* _Assigned task A_
According to the amphetamine passage, what did the "speedball" of the 1960s contain?
* _Assigned task B_
Revise the part of the amphetamine passage that opens with the words "Periodic law-enforcement drives" and closes with "not contain amphetamine.", replacing "ineffectual" with "ineffective".

* _Exercise passage_
Just as cocaine and heroin users learned that a combination of the two drugs (the speedball) provided results superior to either drug taken alone, so some psychiatrists and pharmacologists concluded on the basis of clinical experience that a combination of an amphetamine and a barbiturate or tranquilizer secured improved effects in some cases of depression. This superiority has not been fully established through adequately controlled, double-blind tests, in which neither the physician who administers the drug nor the patient taking it knows whether medication or an inert substance (placebo) is being taken. Nevertheless, Dexamyl and other combinations of this kind are still commonly prescribed by physicians, not only against chronic fatigue and against depression but also as supposed aids to dieting.


Do amphetamine users escalate their doses, as is so often the case with cocaine users? Not always. A small daily dose of an amphetamine, for example, may continue to be effective for years for narcolepsy and among those children for whom the drug has a calming effect. Some patients who occasionally use an amphetamine for fatigue or depression report that the same modest dose remains effective year after year. Other users escalate their dose rapidly to enormous levels–– swallowing whole handfuls of amphetamine tablets instead of only one or two. The eventual outcome is often an amphetamine psychosis very similar to the cocaine psychosis from which Fleischl suffered–– even to the feeling of ants, insects, or snakes crawling over or under the skin.

 Side by side with the expansion of the legal market for prescribed amphetamines after World War II, a modest black market in the drugs also grew up. Early black-market patrons included in particular truck drivers trying to maintain schedules which called for long over-the-road hauls without adequate rest periods. Soon truck stops along the main transcontinental routes dispensed amphetamines as well as coffee and caffeine tablets (see Chapter 22) to help the drivers stay awake. Students, who had long used caffeine tablets, now turned instead to these new amphetamine "pep pills" when cramming for exams. The use of amphetamines by athletes and by businessmen (and their secretaries) was reported as early as 1940. 6


Periodic law-enforcement drives to curb black-market amphetamines proved ineffectual, or perhaps even counterproductive; for the publicity surrounding the arrests served to advertise the product–– and the arrests, by increasing the risk and therefore the price, served to attract additional entrepreneurs. When amphetamines were hard to get from other sources, users purchased Benzedrine inhalers, broke them open, and ingested the substantial quantities of amphetamine found inside. Later the Benzedrine inhalers were withdrawn from the market; they were replaced by inhalers that do not contain amphetamine.


Cocaine users also turned to the black market for amphetamines, and used them much as they had formerly used cocaine. The cost of the amphetamines is trivial–– as little as 75 cents per thousand tablets at wholesale, even during the 1960s. Thus peddlers could sell black-market amphetamines at a fraction of the cost of imported cocaine and still make a substantial profit. The "speedball" of the 1960s contained heroin and an amphetamine rather than heroin and cocaine.


In 1965, amendments to the federal food-and-drug laws were passed, designed to curb the black market in amphetamines as well as in barbiturates and other psychoactive drugs. The amendments did indeed make it harder to divert legally manufactured amphetamines into the black market. A second effect, however, was to stimulate greatly the illegal manufacture of amphetamines in kitchens and garages within the United States. This is a topic to which we shall return.


Chapter 36

1. John C. Kramer, "Introduction to Amphetamine Abuse,"  Journal of Psychedelic Drugs, vol. II, no. 2 (1969): 1.

2. Roger C. Smith, "The Marketplace of Speed: Violence and Compulsive Methamphetamine Abuse"; unpublished (1969), p. 6.

3.  Physicians' Desk Reference to Pharmaceutical Specialties and Biologicals, 26th ed., 1972 (Oradell, N.J.: Medical Economics, 1972), pp. 202, 302, 308, 317.

4. Ian P. Innes and Mark Nickerson, in  Goodman and Gilman, 4th ed. (1970), p. 502.

5. Ibid.

6. lago Galdston, "Pep Teasers,"  Hygeia, 18 (October 1940): 878-880, cited by Roger C. Smith, "Marketplace of Speed," p. 8.

* _Dataset entries_
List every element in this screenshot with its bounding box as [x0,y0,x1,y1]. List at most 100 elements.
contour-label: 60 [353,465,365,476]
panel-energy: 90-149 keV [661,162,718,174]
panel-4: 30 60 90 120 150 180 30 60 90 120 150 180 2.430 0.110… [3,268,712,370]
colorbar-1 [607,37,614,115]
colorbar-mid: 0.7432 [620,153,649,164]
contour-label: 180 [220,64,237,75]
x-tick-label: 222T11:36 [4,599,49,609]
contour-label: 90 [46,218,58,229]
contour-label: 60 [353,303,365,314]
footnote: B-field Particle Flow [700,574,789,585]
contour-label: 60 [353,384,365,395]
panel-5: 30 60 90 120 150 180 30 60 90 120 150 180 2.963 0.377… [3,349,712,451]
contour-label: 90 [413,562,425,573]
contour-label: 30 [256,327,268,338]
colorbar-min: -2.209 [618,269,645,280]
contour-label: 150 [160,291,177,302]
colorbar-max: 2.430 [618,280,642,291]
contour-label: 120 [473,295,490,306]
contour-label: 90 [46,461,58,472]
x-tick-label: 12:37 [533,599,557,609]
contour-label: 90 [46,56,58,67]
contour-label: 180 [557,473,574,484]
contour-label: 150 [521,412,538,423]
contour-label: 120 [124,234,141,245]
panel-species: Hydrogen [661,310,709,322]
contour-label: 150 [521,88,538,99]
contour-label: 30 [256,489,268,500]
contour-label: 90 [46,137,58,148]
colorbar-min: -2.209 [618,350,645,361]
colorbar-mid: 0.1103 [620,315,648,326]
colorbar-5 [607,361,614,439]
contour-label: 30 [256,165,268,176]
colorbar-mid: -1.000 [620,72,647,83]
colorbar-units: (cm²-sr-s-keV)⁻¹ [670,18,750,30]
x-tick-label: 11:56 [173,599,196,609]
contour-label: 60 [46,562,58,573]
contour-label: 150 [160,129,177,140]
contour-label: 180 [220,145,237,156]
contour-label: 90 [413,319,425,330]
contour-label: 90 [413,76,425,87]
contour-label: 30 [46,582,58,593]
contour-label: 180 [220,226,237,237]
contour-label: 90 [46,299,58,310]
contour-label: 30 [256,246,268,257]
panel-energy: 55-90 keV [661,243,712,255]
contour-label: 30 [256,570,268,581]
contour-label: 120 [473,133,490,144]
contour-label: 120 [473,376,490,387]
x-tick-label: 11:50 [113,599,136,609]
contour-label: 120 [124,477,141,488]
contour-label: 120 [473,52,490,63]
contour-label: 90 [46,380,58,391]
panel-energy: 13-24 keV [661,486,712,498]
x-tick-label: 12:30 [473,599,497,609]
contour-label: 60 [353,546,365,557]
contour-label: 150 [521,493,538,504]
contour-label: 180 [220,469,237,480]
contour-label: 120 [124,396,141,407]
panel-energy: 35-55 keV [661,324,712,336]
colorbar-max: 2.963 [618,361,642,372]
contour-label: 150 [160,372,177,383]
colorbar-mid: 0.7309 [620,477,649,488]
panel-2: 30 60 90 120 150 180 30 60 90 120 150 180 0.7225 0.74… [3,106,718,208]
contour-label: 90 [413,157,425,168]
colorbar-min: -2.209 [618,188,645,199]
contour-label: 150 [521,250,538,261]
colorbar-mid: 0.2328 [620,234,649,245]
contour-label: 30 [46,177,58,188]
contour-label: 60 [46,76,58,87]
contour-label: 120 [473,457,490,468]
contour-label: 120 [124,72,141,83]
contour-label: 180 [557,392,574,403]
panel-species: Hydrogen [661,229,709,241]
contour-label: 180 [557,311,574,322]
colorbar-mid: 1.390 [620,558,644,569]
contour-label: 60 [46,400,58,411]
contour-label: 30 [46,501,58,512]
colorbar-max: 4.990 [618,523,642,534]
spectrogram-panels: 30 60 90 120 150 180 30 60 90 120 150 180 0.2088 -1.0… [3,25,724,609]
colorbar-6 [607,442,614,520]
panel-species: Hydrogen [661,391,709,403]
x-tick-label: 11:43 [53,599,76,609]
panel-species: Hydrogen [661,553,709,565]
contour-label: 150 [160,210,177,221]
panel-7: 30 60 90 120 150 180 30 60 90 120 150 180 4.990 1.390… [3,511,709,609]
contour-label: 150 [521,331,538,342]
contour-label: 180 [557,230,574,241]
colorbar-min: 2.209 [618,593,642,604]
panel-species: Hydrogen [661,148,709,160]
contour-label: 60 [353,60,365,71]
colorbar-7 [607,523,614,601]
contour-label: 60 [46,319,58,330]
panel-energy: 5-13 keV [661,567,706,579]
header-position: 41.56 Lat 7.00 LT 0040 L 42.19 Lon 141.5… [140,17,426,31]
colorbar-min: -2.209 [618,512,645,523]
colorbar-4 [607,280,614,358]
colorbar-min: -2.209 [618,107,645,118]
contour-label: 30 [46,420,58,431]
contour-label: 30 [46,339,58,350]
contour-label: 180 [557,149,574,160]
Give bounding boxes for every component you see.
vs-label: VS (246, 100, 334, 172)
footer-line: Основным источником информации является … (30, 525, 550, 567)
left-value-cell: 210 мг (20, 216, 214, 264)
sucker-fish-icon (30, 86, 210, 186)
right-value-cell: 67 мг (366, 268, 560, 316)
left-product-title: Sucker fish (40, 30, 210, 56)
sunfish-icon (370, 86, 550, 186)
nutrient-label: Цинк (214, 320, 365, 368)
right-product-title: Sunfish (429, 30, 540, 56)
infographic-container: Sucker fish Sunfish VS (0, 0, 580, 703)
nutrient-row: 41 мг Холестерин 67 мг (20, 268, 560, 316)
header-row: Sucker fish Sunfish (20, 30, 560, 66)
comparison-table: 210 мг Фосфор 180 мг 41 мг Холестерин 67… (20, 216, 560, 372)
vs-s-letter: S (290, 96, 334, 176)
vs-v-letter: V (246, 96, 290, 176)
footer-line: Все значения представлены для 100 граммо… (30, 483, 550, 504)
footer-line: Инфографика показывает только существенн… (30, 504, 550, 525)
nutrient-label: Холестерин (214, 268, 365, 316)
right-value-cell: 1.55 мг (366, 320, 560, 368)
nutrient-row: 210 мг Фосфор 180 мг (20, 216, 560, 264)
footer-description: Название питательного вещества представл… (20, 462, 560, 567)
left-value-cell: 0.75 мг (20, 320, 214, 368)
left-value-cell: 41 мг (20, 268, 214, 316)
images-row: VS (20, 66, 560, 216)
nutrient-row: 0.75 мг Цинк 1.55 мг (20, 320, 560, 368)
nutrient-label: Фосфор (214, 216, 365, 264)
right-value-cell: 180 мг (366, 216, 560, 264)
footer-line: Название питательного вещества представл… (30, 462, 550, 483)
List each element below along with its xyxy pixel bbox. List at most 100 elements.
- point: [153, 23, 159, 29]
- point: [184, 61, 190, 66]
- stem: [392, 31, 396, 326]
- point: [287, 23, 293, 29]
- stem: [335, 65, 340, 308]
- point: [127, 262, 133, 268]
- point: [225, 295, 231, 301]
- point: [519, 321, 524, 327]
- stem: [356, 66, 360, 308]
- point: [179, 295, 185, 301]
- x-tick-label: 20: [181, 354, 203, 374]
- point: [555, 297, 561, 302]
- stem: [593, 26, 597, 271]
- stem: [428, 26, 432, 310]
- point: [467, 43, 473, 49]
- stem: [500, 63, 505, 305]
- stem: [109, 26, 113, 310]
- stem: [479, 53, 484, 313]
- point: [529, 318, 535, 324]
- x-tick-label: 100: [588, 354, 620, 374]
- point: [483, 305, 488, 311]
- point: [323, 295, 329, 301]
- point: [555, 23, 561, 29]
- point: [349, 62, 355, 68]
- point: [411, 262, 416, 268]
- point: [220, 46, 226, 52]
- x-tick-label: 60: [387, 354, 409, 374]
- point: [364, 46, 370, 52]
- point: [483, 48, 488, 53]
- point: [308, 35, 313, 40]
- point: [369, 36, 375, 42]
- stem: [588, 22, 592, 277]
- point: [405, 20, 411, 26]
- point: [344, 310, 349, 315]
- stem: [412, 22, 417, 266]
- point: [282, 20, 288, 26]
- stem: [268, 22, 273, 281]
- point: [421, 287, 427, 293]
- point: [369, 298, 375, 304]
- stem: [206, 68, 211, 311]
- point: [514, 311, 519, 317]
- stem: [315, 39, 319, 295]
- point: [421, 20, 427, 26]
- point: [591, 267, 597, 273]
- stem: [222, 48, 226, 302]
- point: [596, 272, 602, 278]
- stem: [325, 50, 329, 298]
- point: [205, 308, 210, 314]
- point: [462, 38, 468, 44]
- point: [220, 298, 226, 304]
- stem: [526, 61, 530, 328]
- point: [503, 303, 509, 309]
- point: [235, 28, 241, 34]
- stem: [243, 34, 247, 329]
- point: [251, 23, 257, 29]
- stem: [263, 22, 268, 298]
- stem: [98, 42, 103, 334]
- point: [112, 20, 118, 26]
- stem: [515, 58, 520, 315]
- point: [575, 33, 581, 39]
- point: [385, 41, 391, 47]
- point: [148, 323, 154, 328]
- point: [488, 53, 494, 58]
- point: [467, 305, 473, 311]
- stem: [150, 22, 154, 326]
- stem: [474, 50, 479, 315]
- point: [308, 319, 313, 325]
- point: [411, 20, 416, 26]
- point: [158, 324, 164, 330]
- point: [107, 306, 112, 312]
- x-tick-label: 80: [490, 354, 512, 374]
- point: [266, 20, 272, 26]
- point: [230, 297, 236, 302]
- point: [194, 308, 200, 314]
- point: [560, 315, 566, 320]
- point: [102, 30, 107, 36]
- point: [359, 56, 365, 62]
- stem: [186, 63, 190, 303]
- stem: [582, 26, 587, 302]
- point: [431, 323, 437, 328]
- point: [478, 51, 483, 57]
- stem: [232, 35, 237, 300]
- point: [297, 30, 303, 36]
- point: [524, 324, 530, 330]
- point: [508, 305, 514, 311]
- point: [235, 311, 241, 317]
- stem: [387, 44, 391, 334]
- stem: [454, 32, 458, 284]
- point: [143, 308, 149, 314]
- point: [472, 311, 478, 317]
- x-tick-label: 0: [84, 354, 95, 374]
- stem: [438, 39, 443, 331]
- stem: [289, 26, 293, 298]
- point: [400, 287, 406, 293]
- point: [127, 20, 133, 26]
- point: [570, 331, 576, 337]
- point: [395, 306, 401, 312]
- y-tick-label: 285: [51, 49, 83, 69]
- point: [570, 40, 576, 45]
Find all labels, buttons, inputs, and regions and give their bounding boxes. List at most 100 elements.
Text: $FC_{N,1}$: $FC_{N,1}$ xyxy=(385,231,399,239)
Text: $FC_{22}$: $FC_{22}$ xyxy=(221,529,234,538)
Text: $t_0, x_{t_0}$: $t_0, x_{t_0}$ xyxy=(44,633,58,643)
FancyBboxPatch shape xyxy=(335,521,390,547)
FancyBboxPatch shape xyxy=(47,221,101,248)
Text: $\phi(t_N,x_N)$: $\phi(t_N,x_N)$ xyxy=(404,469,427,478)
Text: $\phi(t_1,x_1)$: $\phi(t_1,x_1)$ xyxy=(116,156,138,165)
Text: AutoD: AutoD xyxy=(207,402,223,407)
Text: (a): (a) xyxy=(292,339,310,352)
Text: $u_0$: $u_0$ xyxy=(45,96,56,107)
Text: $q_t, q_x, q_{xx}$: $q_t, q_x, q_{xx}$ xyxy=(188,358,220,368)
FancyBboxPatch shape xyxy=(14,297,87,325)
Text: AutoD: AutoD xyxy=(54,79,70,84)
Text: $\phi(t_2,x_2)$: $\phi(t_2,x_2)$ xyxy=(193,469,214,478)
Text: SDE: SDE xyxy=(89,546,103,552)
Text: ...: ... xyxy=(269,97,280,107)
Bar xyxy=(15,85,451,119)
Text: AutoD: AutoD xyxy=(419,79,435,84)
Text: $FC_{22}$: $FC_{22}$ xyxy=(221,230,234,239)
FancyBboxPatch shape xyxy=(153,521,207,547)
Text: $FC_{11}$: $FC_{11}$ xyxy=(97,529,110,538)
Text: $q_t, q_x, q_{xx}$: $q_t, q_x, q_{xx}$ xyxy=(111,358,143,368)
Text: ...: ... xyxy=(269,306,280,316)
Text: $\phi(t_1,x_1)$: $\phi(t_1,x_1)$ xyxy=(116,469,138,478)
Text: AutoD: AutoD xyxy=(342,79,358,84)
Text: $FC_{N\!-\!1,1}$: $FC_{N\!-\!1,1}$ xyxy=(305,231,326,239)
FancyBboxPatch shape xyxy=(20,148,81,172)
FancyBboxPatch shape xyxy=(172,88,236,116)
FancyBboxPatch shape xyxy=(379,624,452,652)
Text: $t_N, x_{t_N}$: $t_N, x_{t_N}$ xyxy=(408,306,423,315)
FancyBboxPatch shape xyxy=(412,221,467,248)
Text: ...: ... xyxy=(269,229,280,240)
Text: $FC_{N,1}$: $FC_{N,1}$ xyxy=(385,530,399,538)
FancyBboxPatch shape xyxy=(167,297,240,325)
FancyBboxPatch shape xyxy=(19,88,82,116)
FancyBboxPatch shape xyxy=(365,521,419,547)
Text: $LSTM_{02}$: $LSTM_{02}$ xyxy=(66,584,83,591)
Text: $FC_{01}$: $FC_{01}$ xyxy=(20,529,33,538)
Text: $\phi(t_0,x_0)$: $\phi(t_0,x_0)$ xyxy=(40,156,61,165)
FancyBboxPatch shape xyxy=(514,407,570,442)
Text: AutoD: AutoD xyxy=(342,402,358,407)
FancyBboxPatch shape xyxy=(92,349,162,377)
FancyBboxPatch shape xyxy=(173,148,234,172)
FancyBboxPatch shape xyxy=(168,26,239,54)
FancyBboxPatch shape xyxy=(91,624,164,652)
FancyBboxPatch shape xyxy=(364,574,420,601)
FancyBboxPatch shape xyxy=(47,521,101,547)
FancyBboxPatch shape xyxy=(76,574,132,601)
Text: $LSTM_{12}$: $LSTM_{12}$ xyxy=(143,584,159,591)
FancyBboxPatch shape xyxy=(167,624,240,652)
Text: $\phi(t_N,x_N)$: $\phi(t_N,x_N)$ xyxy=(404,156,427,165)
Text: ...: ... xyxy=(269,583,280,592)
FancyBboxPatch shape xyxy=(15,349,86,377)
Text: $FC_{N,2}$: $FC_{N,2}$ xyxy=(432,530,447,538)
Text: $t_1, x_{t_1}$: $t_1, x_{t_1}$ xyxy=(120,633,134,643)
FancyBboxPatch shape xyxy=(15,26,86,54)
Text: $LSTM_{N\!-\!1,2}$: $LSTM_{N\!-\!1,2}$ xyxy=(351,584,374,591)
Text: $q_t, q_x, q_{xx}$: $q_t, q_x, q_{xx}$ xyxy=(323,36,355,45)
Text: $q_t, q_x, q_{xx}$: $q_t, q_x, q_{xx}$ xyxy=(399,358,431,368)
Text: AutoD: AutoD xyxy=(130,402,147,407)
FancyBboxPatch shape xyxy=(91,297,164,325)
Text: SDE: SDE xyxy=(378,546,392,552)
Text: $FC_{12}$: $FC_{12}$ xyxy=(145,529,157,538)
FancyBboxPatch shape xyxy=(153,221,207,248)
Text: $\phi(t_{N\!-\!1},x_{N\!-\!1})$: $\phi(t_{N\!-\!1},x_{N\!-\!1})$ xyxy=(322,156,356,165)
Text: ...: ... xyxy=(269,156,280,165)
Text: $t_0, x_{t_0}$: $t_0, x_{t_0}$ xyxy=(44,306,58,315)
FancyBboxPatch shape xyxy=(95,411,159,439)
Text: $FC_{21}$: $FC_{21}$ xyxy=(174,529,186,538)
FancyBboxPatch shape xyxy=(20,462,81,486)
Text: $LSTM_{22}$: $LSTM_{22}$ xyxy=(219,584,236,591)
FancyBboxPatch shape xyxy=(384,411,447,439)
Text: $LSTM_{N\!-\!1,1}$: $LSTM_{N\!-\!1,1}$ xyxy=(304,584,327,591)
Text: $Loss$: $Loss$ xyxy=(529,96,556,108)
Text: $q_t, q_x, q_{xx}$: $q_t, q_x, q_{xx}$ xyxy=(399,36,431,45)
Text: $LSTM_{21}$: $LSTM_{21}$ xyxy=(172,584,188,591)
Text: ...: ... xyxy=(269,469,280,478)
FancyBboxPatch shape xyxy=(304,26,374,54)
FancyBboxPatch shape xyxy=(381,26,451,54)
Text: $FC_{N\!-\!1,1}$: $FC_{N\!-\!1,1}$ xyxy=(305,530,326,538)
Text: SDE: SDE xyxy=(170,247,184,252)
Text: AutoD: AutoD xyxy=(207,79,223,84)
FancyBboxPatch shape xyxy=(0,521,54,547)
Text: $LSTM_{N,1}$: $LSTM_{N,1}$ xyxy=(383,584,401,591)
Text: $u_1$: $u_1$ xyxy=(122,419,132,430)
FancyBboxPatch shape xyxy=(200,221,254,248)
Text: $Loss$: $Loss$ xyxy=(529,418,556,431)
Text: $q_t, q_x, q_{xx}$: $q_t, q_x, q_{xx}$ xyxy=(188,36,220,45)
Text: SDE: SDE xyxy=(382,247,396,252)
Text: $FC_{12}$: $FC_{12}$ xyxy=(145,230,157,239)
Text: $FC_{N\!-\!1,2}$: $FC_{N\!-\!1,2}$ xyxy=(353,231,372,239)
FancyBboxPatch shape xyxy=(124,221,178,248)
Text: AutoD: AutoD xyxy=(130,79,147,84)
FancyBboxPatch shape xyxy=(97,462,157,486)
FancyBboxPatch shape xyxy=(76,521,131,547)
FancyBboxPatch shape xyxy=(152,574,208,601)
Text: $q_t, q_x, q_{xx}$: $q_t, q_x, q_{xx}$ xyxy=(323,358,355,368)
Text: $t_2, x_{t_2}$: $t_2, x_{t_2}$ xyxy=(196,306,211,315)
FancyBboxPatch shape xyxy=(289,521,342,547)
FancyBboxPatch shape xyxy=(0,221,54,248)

* _Task solution A_
Heroin and an amphetamine.

* _Task solution B_
Periodic law-enforcement drives to curb black-market amphetamines proved ineffective, or perhaps even counterproductive; for the publicity surrounding the arrests served to advertise the product–– and the arrests, by increasing the risk and therefore the price, served to attract additional entrepreneurs. When amphetamines were hard to get from other sources, users purchased Benzedrine inhalers, broke them open, and ingested the substantial quantities of amphetamine found inside. Later the Benzedrine inhalers were withdrawn from the market; they were replaced by inhalers that do not contain amphetamine.